### LISTED RECORDS ###

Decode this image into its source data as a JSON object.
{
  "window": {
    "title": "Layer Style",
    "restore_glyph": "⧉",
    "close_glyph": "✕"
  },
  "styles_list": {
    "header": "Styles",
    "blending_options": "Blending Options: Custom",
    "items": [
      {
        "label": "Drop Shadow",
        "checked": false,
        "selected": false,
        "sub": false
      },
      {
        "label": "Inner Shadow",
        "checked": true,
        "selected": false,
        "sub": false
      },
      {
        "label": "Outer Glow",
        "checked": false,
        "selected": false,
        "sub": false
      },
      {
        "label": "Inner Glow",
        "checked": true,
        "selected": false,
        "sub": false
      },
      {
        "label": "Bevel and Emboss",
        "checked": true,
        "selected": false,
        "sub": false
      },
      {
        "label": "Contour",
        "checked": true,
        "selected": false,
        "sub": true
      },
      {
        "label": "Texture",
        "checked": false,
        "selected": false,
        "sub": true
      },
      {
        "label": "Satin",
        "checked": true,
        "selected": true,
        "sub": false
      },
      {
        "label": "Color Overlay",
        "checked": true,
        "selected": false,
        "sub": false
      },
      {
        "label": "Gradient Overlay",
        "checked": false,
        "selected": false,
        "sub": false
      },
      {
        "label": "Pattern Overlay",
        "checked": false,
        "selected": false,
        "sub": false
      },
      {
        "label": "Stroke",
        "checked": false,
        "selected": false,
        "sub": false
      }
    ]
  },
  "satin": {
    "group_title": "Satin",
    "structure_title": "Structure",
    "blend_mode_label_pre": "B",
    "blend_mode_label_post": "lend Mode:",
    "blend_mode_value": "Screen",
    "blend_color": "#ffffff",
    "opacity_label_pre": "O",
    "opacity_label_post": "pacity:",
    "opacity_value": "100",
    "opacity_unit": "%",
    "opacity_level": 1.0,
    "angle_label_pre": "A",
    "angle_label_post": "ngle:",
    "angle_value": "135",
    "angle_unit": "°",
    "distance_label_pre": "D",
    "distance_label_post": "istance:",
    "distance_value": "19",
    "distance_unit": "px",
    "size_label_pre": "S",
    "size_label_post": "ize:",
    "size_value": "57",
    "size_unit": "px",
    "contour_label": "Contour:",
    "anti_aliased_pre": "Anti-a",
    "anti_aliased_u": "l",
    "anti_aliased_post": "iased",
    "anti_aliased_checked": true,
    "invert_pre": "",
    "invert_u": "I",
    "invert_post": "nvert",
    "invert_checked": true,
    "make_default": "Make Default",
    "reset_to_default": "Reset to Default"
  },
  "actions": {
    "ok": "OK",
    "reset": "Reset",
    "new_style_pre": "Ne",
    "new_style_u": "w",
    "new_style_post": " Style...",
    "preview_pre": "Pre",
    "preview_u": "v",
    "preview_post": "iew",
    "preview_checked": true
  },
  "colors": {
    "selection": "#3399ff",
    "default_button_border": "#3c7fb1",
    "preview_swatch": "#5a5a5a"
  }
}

###

Retype the listing exactly, in full.

#### [FINISHED EXERCISE]
Decode this image into its source data as a JSON object.
{
  "window": {
    "title": "Layer Style",
    "restore_glyph": "⧉",
    "close_glyph": "✕"
  },
  "styles_list": {
    "header": "Styles",
    "blending_options": "Blending Options: Custom",
    "items": [
      {
        "label": "Drop Shadow",
        "checked": false,
        "selected": false,
        "sub": false
      },
      {
        "label": "Inner Shadow",
        "checked": true,
        "selected": false,
        "sub": false
      },
      {
        "label": "Outer Glow",
        "checked": false,
        "selected": false,
        "sub": false
      },
      {
        "label": "Inner Glow",
        "checked": true,
        "selected": false,
        "sub": false
      },
      {
        "label": "Bevel and Emboss",
        "checked": true,
        "selected": false,
        "sub": false
      },
      {
        "label": "Contour",
        "checked": true,
        "selected": false,
        "sub": true
      },
      {
        "label": "Texture",
        "checked": false,
        "selected": false,
        "sub": true
      },
      {
        "label": "Satin",
        "checked": true,
        "selected": true,
        "sub": false
      },
      {
        "label": "Color Overlay",
        "checked": true,
        "selected": false,
        "sub": false
      },
      {
        "label": "Gradient Overlay",
        "checked": false,
        "selected": false,
        "sub": false
      },
      {
        "label": "Pattern Overlay",
        "checked": false,
        "selected": false,
        "sub": false
      },
      {
        "label": "Stroke",
        "checked": false,
        "selected": false,
        "sub": false
      }
    ]
  },
  "satin": {
    "group_title": "Satin",
    "structure_title": "Structure",
    "blend_mode_label_pre": "B",
    "blend_mode_label_post": "lend Mode:",
    "blend_mode_value": "Screen",
    "blend_color": "#ffffff",
    "opacity_label_pre": "O",
    "opacity_label_post": "pacity:",
    "opacity_value": "100",
    "opacity_unit": "%",
    "opacity_level": 1.0,
    "angle_label_pre": "A",
    "angle_label_post": "ngle:",
    "angle_value": "135",
    "angle_unit": "°",
    "distance_label_pre": "D",
    "distance_label_post": "istance:",
    "distance_value": "19",
    "distance_unit": "px",
    "size_label_pre": "S",
    "size_label_post": "ize:",
    "size_value": "57",
    "size_unit": "px",
    "contour_label": "Contour:",
    "anti_aliased_pre": "Anti-a",
    "anti_aliased_u": "l",
    "anti_aliased_post": "iased",
    "anti_aliased_checked": true,
    "invert_pre": "",
    "invert_u": "I",
    "invert_post": "nvert",
    "invert_checked": true,
    "make_default": "Make Default",
    "reset_to_default": "Reset to Default"
  },
  "actions": {
    "ok": "OK",
    "reset": "Reset",
    "new_style_pre": "Ne",
    "new_style_u": "w",
    "new_style_post": " Style...",
    "preview_pre": "Pre",
    "preview_u": "v",
    "preview_post": "iew",
    "preview_checked": true
  },
  "colors": {
    "selection": "#3399ff",
    "default_button_border": "#3c7fb1",
    "preview_swatch": "#5a5a5a"
  }
}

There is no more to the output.